### Objectif visé
D’après l’extrait fourni, combien d’œuvres sont exposées dans Peintures des Lointains ?

Le musée du Quai-Branly révèle au public un corpus d’œuvres longtemps refoulées. Acquises, réunies et commandées à l’occasion de l’Exposition Coloniale de 1931, les 221 œuvres exposées dans Peintures des Lointains sont entrées dans la collection du musée lors de la fermeture du Musée national des Arts d’Afrique et d’Océanie. Soigneusement occultés depuis les années 1960, ces toiles et ces dessins sont les témoins d’un passé colonial encombrant et tabou.

Sarah Ligner – commissaire d’exposition – propose ainsi de réhabiliter une collection plongée dans l’oubli et la dégradation. En témoigne l’importante campagne de restauration qui a accompagné la mise en œuvre de l’exposition. Avec Peintures des Lointains, le Quai-Branly souhaite libérer un patrimoine artistique du discrédit. Ainsi, plutôt que de d’interroger l’histoire coloniale, l’accent est porté sur la valorisation des qualités esthétiques d’un art dit colonial.

Peintures des Lointains est également l’occasion de mettre en perspective le regard porté par l’Occident sur l’ « Ailleurs » au travers de trois sections thématiques : Séduction des lointains, Altérité plurielle et Appropriations des lointains. Le parcours de l’exposition discute en somme un imaginaire exotique enraciné dans des stéréotypes, l’oscillation des œuvres entre objets ethnographiques et objets d’art et finit par interroger le rôle de l’art dans la mise en scène de la puissance coloniale.

### Données à examiner

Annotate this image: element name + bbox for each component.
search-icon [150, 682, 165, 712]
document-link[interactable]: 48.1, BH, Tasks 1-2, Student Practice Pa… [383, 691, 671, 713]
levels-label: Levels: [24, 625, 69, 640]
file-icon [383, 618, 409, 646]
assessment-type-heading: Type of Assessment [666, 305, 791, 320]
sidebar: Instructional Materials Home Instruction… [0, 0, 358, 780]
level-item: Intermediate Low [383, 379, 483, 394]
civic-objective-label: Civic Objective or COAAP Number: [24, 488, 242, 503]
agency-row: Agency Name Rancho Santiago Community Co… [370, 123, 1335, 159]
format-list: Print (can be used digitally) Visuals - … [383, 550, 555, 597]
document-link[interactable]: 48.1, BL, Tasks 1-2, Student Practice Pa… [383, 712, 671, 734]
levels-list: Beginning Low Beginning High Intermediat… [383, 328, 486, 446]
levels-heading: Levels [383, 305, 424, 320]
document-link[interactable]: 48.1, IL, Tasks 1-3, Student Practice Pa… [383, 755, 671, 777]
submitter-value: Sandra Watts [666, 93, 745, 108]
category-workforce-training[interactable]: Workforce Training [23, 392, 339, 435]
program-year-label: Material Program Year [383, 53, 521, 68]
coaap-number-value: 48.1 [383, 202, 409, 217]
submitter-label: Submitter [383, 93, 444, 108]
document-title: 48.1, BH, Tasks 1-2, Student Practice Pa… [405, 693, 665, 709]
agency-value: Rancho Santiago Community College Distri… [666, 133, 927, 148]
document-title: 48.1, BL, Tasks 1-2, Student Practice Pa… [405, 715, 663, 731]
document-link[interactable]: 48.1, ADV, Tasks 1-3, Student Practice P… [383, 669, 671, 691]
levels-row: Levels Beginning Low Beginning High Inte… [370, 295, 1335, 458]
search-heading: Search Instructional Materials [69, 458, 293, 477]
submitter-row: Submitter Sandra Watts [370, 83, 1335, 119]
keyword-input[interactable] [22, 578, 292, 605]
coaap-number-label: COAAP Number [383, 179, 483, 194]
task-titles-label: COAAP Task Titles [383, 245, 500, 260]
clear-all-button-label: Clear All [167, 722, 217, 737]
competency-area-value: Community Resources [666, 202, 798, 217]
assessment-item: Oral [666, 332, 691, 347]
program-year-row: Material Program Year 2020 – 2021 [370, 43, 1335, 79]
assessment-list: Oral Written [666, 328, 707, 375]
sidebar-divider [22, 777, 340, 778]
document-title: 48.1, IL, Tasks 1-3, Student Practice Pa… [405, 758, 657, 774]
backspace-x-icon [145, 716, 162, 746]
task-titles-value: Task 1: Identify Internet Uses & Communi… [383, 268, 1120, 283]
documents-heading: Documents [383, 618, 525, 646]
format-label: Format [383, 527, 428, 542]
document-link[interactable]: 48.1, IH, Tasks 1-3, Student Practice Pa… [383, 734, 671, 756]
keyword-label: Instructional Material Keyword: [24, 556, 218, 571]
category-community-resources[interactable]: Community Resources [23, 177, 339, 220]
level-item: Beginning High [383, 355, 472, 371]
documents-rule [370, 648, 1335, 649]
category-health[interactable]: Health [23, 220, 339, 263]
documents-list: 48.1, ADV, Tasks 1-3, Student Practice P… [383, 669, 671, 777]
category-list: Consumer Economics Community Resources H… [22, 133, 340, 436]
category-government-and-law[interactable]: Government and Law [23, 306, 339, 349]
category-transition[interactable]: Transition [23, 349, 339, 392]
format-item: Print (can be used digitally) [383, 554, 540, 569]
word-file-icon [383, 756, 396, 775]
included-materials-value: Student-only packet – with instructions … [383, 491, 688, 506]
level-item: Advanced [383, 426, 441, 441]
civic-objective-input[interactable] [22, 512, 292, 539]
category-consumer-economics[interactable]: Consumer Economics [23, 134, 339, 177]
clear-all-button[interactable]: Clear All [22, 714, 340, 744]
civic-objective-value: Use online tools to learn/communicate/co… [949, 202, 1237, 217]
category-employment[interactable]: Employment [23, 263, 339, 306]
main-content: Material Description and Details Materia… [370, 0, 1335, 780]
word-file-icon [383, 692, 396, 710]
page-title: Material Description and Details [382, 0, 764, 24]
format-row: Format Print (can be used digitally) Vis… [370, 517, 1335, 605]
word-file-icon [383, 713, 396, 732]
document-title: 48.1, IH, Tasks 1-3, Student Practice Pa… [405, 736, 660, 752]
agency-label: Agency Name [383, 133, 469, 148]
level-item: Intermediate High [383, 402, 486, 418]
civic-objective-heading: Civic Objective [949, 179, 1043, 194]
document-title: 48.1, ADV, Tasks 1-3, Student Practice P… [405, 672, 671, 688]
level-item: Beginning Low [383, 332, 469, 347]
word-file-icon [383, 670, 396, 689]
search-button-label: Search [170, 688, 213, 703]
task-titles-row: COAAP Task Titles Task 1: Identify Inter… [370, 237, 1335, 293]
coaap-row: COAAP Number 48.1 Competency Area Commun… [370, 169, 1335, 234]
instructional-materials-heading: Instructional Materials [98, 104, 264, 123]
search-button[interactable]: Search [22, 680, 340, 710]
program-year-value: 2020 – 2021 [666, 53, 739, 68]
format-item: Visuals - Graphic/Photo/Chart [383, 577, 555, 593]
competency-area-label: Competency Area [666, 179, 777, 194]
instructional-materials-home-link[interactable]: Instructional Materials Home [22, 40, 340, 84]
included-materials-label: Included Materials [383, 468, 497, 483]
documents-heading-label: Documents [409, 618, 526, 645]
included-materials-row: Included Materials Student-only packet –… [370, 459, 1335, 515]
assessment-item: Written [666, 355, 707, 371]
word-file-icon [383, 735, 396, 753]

### Réponse proposée
221 œuvres.